What is being asked: Below are records to retype exactly, except for the pictures.

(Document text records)

== Segment start ==

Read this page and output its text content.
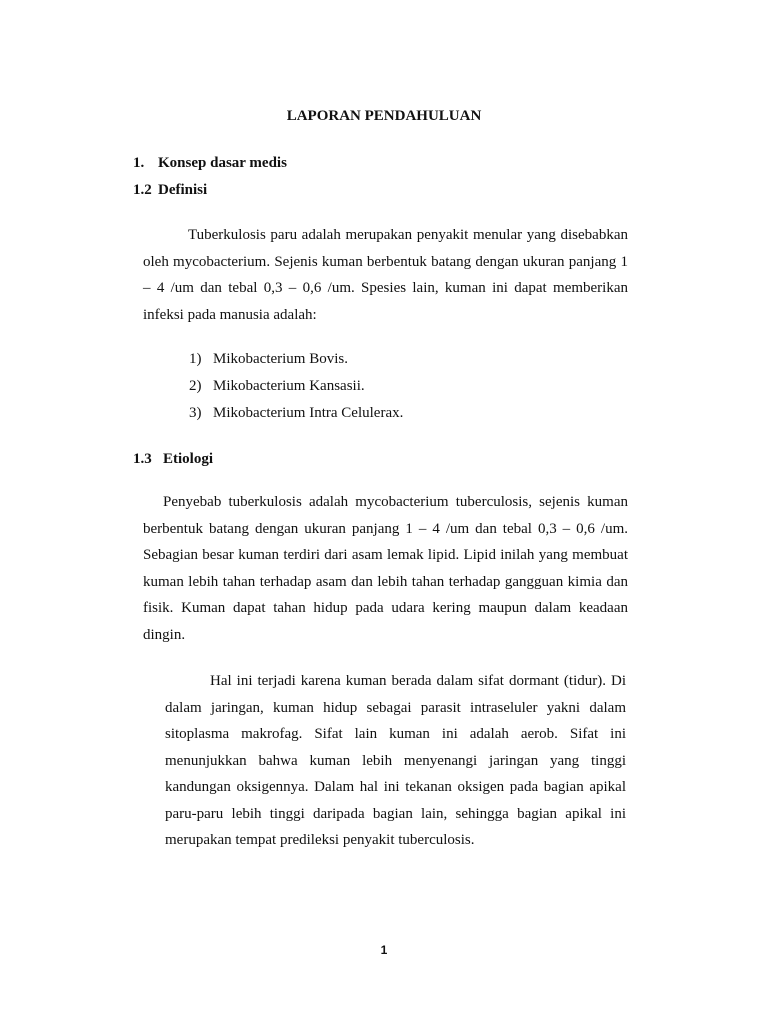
LAPORAN PENDAHULUAN
1. Konsep dasar medis
1.2 Definisi

Tuberkulosis paru adalah merupakan penyakit menular yang disebabkan oleh mycobacterium. Sejenis kuman berbentuk batang dengan ukuran panjang 1 – 4 /um dan tebal 0,3 – 0,6 /um. Spesies lain, kuman ini dapat memberikan infeksi pada manusia adalah:

1) Mikobacterium Bovis.
2) Mikobacterium Kansasii.
3) Mikobacterium Intra Celulerax.
1.3 Etiologi

Penyebab tuberkulosis adalah mycobacterium tuberculosis, sejenis kuman berbentuk batang dengan ukuran panjang 1 – 4 /um dan tebal 0,3 – 0,6 /um. Sebagian besar kuman terdiri dari asam lemak lipid. Lipid inilah yang membuat kuman lebih tahan terhadap asam dan lebih tahan terhadap gangguan kimia dan fisik. Kuman dapat tahan hidup pada udara kering maupun dalam keadaan dingin.

Hal ini terjadi karena kuman berada dalam sifat dormant (tidur). Di dalam jaringan, kuman hidup sebagai parasit intraseluler yakni dalam sitoplasma makrofag. Sifat lain kuman ini adalah aerob. Sifat ini menunjukkan bahwa kuman lebih menyenangi jaringan yang tinggi kandungan oksigennya. Dalam hal ini tekanan oksigen pada bagian apikal paru-paru lebih tinggi daripada bagian lain, sehingga bagian apikal ini merupakan tempat predileksi penyakit tuberculosis.

1
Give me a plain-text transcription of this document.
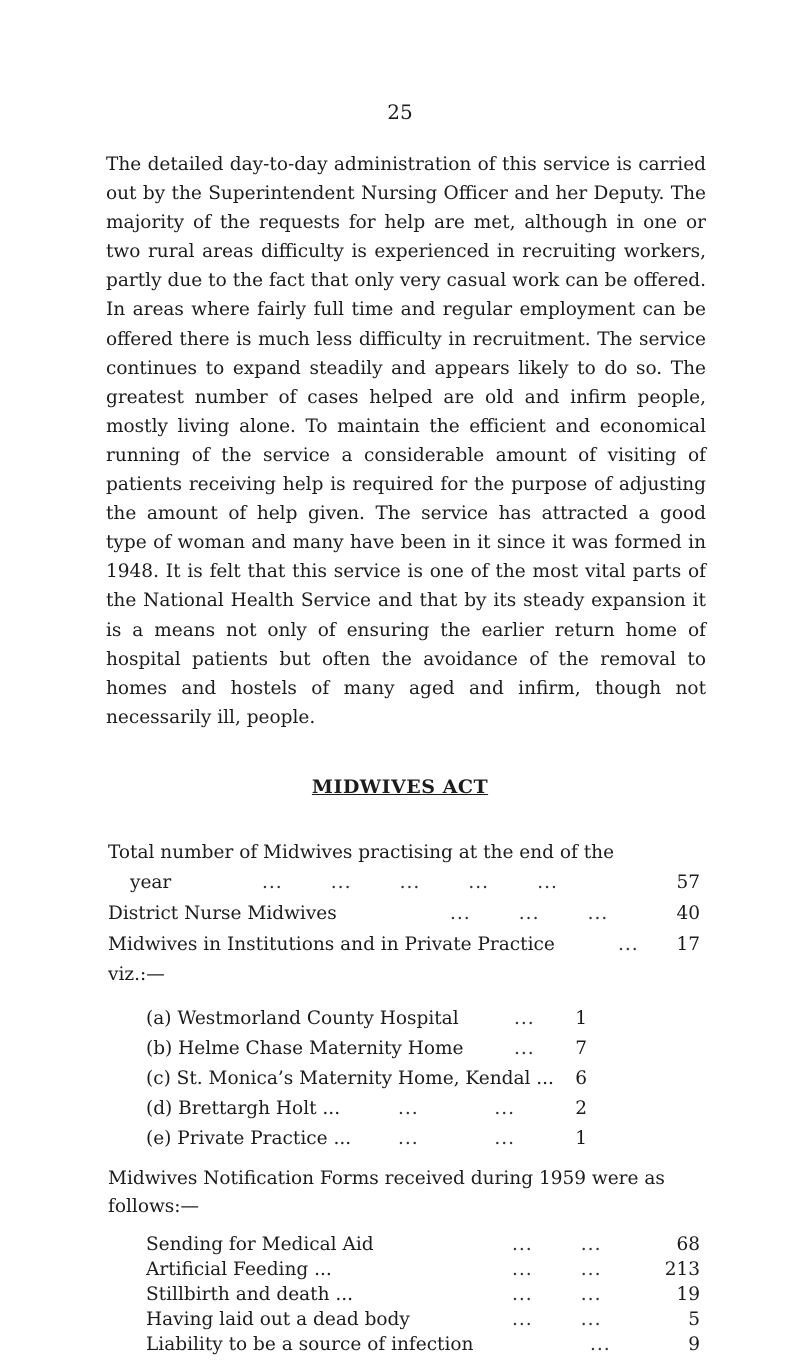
25

The detailed day-to-day administration of this service is carried out by the Superintendent Nursing Officer and her Deputy. The majority of the requests for help are met, although in one or two rural areas difficulty is experienced in recruiting workers, partly due to the fact that only very casual work can be offered. In areas where fairly full time and regular employment can be offered there is much less difficulty in recruitment. The service continues to expand steadily and appears likely to do so. The greatest number of cases helped are old and infirm people, mostly living alone. To maintain the efficient and economical running of the service a considerable amount of visiting of patients receiving help is required for the purpose of adjusting the amount of help given. The service has attracted a good type of woman and many have been in it since it was formed in 1948. It is felt that this service is one of the most vital parts of the National Health Service and that by its steady expansion it is a means not only of ensuring the earlier return home of hospital patients but often the avoidance of the removal to homes and hostels of many aged and infirm, though not necessarily ill, people.

MIDWIVES ACT
Total number of Midwives practising at the end of the
year	...       ...       ...       ...       ...	57
District Nurse Midwives	...       ...       ...	40
Midwives in Institutions and in Private Practice	...	17
viz.:—
(a) Westmorland County Hospital	...	1
(b) Helme Chase Maternity Home	...	7
(c) St. Monica’s Maternity Home, Kendal ...	6
(d) Brettargh Holt ...	...           ...	2
(e) Private Practice ...	...           ...	1
Midwives Notification Forms received during 1959 were as
follows:—
Sending for Medical Aid	...       ...	68
Artificial Feeding ...	...       ...	213
Stillbirth and death ...	...       ...	19
Having laid out a dead body	...       ...	5
Liability to be a source of infection	...	9
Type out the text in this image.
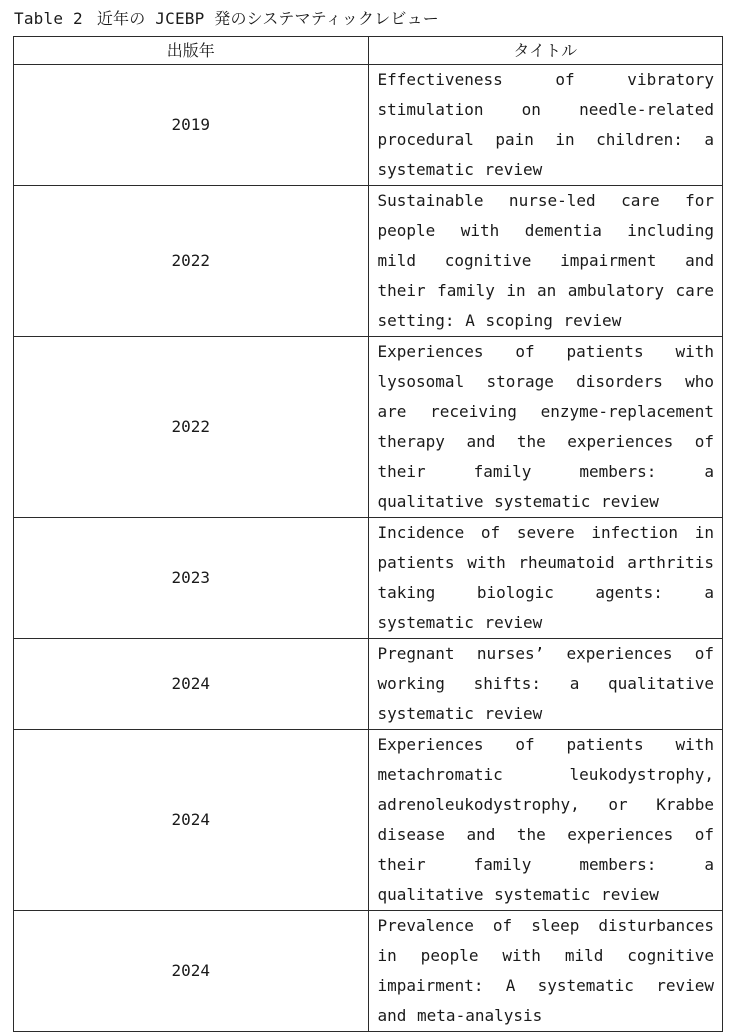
Table 2 近年の JCEBP 発のシステマティックレビュー
出版年	タイトル
2019	Effectiveness of vibratory stimulation on needle-related procedural pain in children: a systematic review
2022	Sustainable nurse-led care for people with dementia including mild cognitive impairment and their family in an ambulatory care setting: A scoping review
2022	Experiences of patients with lysosomal storage disorders who are receiving enzyme-replacement therapy and the experiences of their family members: a qualitative systematic review
2023	Incidence of severe infection in patients with rheumatoid arthritis taking biologic agents: a systematic review
2024	Pregnant nurses’ experiences of working shifts: a qualitative systematic review
2024	Experiences of patients with metachromatic leukodystrophy, adrenoleukodystrophy, or Krabbe disease and the experiences of their family members: a qualitative systematic review
2024	Prevalence of sleep disturbances in people with mild cognitive impairment: A systematic review and meta-analysis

== Segment end ==

Finished exercise:
Read this page and output its text content.
LAPORAN PENDAHULUAN
1. Konsep dasar medis
1.2 Definisi

Tuberkulosis paru adalah merupakan penyakit menular yang disebabkan oleh mycobacterium. Sejenis kuman berbentuk batang dengan ukuran panjang 1 – 4 /um dan tebal 0,3 – 0,6 /um. Spesies lain, kuman ini dapat memberikan infeksi pada manusia adalah:

1) Mikobacterium Bovis.
2) Mikobacterium Kansasii.
3) Mikobacterium Intra Celulerax.
1.3 Etiologi

Penyebab tuberkulosis adalah mycobacterium tuberculosis, sejenis kuman berbentuk batang dengan ukuran panjang 1 – 4 /um dan tebal 0,3 – 0,6 /um. Sebagian besar kuman terdiri dari asam lemak lipid. Lipid inilah yang membuat kuman lebih tahan terhadap asam dan lebih tahan terhadap gangguan kimia dan fisik. Kuman dapat tahan hidup pada udara kering maupun dalam keadaan dingin.

Hal ini terjadi karena kuman berada dalam sifat dormant (tidur). Di dalam jaringan, kuman hidup sebagai parasit intraseluler yakni dalam sitoplasma makrofag. Sifat lain kuman ini adalah aerob. Sifat ini menunjukkan bahwa kuman lebih menyenangi jaringan yang tinggi kandungan oksigennya. Dalam hal ini tekanan oksigen pada bagian apikal paru-paru lebih tinggi daripada bagian lain, sehingga bagian apikal ini merupakan tempat predileksi penyakit tuberculosis.

1
Give me a plain-text transcription of this document.
25

The detailed day-to-day administration of this service is carried out by the Superintendent Nursing Officer and her Deputy. The majority of the requests for help are met, although in one or two rural areas difficulty is experienced in recruiting workers, partly due to the fact that only very casual work can be offered. In areas where fairly full time and regular employment can be offered there is much less difficulty in recruitment. The service continues to expand steadily and appears likely to do so. The greatest number of cases helped are old and infirm people, mostly living alone. To maintain the efficient and economical running of the service a considerable amount of visiting of patients receiving help is required for the purpose of adjusting the amount of help given. The service has attracted a good type of woman and many have been in it since it was formed in 1948. It is felt that this service is one of the most vital parts of the National Health Service and that by its steady expansion it is a means not only of ensuring the earlier return home of hospital patients but often the avoidance of the removal to homes and hostels of many aged and infirm, though not necessarily ill, people.

MIDWIVES ACT
Total number of Midwives practising at the end of the
year	...       ...       ...       ...       ...	57
District Nurse Midwives	...       ...       ...	40
Midwives in Institutions and in Private Practice	...	17
viz.:—
(a) Westmorland County Hospital	...	1
(b) Helme Chase Maternity Home	...	7
(c) St. Monica’s Maternity Home, Kendal ...	6
(d) Brettargh Holt ...	...           ...	2
(e) Private Practice ...	...           ...	1
Midwives Notification Forms received during 1959 were as
follows:—
Sending for Medical Aid	...       ...	68
Artificial Feeding ...	...       ...	213
Stillbirth and death ...	...       ...	19
Having laid out a dead body	...       ...	5
Liability to be a source of infection	...	9
Type out the text in this image.
Table 2 近年の JCEBP 発のシステマティックレビュー
出版年	タイトル
2019	Effectiveness of vibratory stimulation on needle-related procedural pain in children: a systematic review
2022	Sustainable nurse-led care for people with dementia including mild cognitive impairment and their family in an ambulatory care setting: A scoping review
2022	Experiences of patients with lysosomal storage disorders who are receiving enzyme-replacement therapy and the experiences of their family members: a qualitative systematic review
2023	Incidence of severe infection in patients with rheumatoid arthritis taking biologic agents: a systematic review
2024	Pregnant nurses’ experiences of working shifts: a qualitative systematic review
2024	Experiences of patients with metachromatic leukodystrophy, adrenoleukodystrophy, or Krabbe disease and the experiences of their family members: a qualitative systematic review
2024	Prevalence of sleep disturbances in people with mild cognitive impairment: A systematic review and meta-analysis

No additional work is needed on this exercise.